### What is needed
Each entry below should be reproduced character for character.

### Information shown
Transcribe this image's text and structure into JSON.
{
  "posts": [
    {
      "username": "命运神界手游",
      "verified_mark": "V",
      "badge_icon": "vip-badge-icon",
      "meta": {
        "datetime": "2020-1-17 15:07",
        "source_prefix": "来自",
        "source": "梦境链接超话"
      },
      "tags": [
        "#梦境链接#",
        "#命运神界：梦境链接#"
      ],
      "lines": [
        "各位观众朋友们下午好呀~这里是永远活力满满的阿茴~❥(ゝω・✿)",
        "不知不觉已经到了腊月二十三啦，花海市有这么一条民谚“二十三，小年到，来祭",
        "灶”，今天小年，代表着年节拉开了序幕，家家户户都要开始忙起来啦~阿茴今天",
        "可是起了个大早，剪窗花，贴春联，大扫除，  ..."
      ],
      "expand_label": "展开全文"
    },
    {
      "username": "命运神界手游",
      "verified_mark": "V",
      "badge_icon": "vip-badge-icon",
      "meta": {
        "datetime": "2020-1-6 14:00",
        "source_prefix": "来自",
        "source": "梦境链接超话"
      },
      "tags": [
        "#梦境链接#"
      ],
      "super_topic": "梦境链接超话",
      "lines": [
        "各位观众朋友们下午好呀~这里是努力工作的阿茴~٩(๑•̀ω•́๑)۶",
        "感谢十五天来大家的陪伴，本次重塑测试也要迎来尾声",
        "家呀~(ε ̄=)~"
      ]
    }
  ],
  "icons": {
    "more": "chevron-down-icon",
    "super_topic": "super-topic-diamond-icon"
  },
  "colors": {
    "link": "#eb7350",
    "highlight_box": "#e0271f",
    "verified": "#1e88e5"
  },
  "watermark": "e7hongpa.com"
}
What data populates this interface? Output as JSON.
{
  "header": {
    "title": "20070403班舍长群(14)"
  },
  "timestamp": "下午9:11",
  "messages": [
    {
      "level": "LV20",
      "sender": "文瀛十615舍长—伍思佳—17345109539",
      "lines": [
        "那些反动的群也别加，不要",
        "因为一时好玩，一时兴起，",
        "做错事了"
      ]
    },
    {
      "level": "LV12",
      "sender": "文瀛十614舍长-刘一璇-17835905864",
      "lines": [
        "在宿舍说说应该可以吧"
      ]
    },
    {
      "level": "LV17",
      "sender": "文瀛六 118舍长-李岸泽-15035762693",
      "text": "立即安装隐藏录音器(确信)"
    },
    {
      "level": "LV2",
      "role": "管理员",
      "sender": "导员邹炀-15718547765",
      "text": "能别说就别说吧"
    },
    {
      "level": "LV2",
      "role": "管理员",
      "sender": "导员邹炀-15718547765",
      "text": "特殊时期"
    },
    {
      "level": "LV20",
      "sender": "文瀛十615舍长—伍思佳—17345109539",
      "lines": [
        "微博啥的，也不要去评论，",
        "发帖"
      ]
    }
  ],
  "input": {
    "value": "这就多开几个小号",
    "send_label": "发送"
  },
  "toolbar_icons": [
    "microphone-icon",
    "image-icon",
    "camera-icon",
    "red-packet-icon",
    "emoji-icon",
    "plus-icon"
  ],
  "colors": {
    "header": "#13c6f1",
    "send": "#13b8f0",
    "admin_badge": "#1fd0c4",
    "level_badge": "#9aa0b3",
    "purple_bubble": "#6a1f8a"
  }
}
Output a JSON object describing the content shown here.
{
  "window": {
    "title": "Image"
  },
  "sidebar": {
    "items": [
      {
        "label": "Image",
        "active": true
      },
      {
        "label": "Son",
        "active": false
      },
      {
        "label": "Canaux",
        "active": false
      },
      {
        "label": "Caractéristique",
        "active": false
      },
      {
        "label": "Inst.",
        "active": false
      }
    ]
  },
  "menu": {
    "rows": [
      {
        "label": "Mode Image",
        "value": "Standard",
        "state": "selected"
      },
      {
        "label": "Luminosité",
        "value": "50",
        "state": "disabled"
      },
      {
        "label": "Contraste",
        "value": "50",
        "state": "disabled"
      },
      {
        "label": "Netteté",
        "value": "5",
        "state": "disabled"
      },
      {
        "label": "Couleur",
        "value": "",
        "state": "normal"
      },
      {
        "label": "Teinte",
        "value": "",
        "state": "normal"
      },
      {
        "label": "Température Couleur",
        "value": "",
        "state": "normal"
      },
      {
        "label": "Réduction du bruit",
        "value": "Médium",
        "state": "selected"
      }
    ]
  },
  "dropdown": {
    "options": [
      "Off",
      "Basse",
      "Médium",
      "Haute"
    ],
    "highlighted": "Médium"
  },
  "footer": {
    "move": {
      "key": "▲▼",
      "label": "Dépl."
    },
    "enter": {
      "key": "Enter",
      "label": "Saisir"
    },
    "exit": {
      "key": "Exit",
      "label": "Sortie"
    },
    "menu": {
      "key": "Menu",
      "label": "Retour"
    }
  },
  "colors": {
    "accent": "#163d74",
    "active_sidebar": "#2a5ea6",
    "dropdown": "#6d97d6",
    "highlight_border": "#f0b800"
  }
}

### Answer to this task
Transcribe this image's text and structure into JSON.
{
  "posts": [
    {
      "username": "命运神界手游",
      "verified_mark": "V",
      "badge_icon": "vip-badge-icon",
      "meta": {
        "datetime": "2020-1-17 15:07",
        "source_prefix": "来自",
        "source": "梦境链接超话"
      },
      "tags": [
        "#梦境链接#",
        "#命运神界：梦境链接#"
      ],
      "lines": [
        "各位观众朋友们下午好呀~这里是永远活力满满的阿茴~❥(ゝω・✿)",
        "不知不觉已经到了腊月二十三啦，花海市有这么一条民谚“二十三，小年到，来祭",
        "灶”，今天小年，代表着年节拉开了序幕，家家户户都要开始忙起来啦~阿茴今天",
        "可是起了个大早，剪窗花，贴春联，大扫除，  ..."
      ],
      "expand_label": "展开全文"
    },
    {
      "username": "命运神界手游",
      "verified_mark": "V",
      "badge_icon": "vip-badge-icon",
      "meta": {
        "datetime": "2020-1-6 14:00",
        "source_prefix": "来自",
        "source": "梦境链接超话"
      },
      "tags": [
        "#梦境链接#"
      ],
      "super_topic": "梦境链接超话",
      "lines": [
        "各位观众朋友们下午好呀~这里是努力工作的阿茴~٩(๑•̀ω•́๑)۶",
        "感谢十五天来大家的陪伴，本次重塑测试也要迎来尾声",
        "家呀~(ε ̄=)~"
      ]
    }
  ],
  "icons": {
    "more": "chevron-down-icon",
    "super_topic": "super-topic-diamond-icon"
  },
  "colors": {
    "link": "#eb7350",
    "highlight_box": "#e0271f",
    "verified": "#1e88e5"
  },
  "watermark": "e7hongpa.com"
}
What data populates this interface? Output as JSON.
{
  "header": {
    "title": "20070403班舍长群(14)"
  },
  "timestamp": "下午9:11",
  "messages": [
    {
      "level": "LV20",
      "sender": "文瀛十615舍长—伍思佳—17345109539",
      "lines": [
        "那些反动的群也别加，不要",
        "因为一时好玩，一时兴起，",
        "做错事了"
      ]
    },
    {
      "level": "LV12",
      "sender": "文瀛十614舍长-刘一璇-17835905864",
      "lines": [
        "在宿舍说说应该可以吧"
      ]
    },
    {
      "level": "LV17",
      "sender": "文瀛六 118舍长-李岸泽-15035762693",
      "text": "立即安装隐藏录音器(确信)"
    },
    {
      "level": "LV2",
      "role": "管理员",
      "sender": "导员邹炀-15718547765",
      "text": "能别说就别说吧"
    },
    {
      "level": "LV2",
      "role": "管理员",
      "sender": "导员邹炀-15718547765",
      "text": "特殊时期"
    },
    {
      "level": "LV20",
      "sender": "文瀛十615舍长—伍思佳—17345109539",
      "lines": [
        "微博啥的，也不要去评论，",
        "发帖"
      ]
    }
  ],
  "input": {
    "value": "这就多开几个小号",
    "send_label": "发送"
  },
  "toolbar_icons": [
    "microphone-icon",
    "image-icon",
    "camera-icon",
    "red-packet-icon",
    "emoji-icon",
    "plus-icon"
  ],
  "colors": {
    "header": "#13c6f1",
    "send": "#13b8f0",
    "admin_badge": "#1fd0c4",
    "level_badge": "#9aa0b3",
    "purple_bubble": "#6a1f8a"
  }
}
Output a JSON object describing the content shown here.
{
  "window": {
    "title": "Image"
  },
  "sidebar": {
    "items": [
      {
        "label": "Image",
        "active": true
      },
      {
        "label": "Son",
        "active": false
      },
      {
        "label": "Canaux",
        "active": false
      },
      {
        "label": "Caractéristique",
        "active": false
      },
      {
        "label": "Inst.",
        "active": false
      }
    ]
  },
  "menu": {
    "rows": [
      {
        "label": "Mode Image",
        "value": "Standard",
        "state": "selected"
      },
      {
        "label": "Luminosité",
        "value": "50",
        "state": "disabled"
      },
      {
        "label": "Contraste",
        "value": "50",
        "state": "disabled"
      },
      {
        "label": "Netteté",
        "value": "5",
        "state": "disabled"
      },
      {
        "label": "Couleur",
        "value": "",
        "state": "normal"
      },
      {
        "label": "Teinte",
        "value": "",
        "state": "normal"
      },
      {
        "label": "Température Couleur",
        "value": "",
        "state": "normal"
      },
      {
        "label": "Réduction du bruit",
        "value": "Médium",
        "state": "selected"
      }
    ]
  },
  "dropdown": {
    "options": [
      "Off",
      "Basse",
      "Médium",
      "Haute"
    ],
    "highlighted": "Médium"
  },
  "footer": {
    "move": {
      "key": "▲▼",
      "label": "Dépl."
    },
    "enter": {
      "key": "Enter",
      "label": "Saisir"
    },
    "exit": {
      "key": "Exit",
      "label": "Sortie"
    },
    "menu": {
      "key": "Menu",
      "label": "Retour"
    }
  },
  "colors": {
    "accent": "#163d74",
    "active_sidebar": "#2a5ea6",
    "dropdown": "#6d97d6",
    "highlight_border": "#f0b800"
  }
}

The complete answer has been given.